▸ **What you are asked to do**
Repeat all of the data precisely.

▸ **Data provided**
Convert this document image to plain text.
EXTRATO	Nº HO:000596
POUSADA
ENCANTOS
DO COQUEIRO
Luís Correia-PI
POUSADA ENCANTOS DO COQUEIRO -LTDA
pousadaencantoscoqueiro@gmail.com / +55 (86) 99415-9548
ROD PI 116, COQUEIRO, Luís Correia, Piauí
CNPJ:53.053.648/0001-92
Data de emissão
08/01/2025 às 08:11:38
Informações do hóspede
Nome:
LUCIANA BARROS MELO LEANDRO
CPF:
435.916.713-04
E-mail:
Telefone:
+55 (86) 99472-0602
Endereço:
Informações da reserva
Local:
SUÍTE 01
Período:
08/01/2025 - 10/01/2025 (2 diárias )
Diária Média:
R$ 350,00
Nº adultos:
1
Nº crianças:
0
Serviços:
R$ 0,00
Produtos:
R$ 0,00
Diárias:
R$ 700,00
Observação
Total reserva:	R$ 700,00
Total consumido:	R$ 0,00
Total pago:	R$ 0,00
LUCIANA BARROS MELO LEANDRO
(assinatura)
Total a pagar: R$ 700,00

▸ **Worked solution**
Convert this document image to plain text.
EXTRATO	Nº HO:000596
POUSADA
ENCANTOS
DO COQUEIRO
Luís Correia-PI
POUSADA ENCANTOS DO COQUEIRO -LTDA
pousadaencantoscoqueiro@gmail.com / +55 (86) 99415-9548
ROD PI 116, COQUEIRO, Luís Correia, Piauí
CNPJ:53.053.648/0001-92
Data de emissão
08/01/2025 às 08:11:38
Informações do hóspede
Nome:
LUCIANA BARROS MELO LEANDRO
CPF:
435.916.713-04
E-mail:
Telefone:
+55 (86) 99472-0602
Endereço:
Informações da reserva
Local:
SUÍTE 01
Período:
08/01/2025 - 10/01/2025 (2 diárias )
Diária Média:
R$ 350,00
Nº adultos:
1
Nº crianças:
0
Serviços:
R$ 0,00
Produtos:
R$ 0,00
Diárias:
R$ 700,00
Observação
Total reserva:	R$ 700,00
Total consumido:	R$ 0,00
Total pago:	R$ 0,00
LUCIANA BARROS MELO LEANDRO
(assinatura)
Total a pagar: R$ 700,00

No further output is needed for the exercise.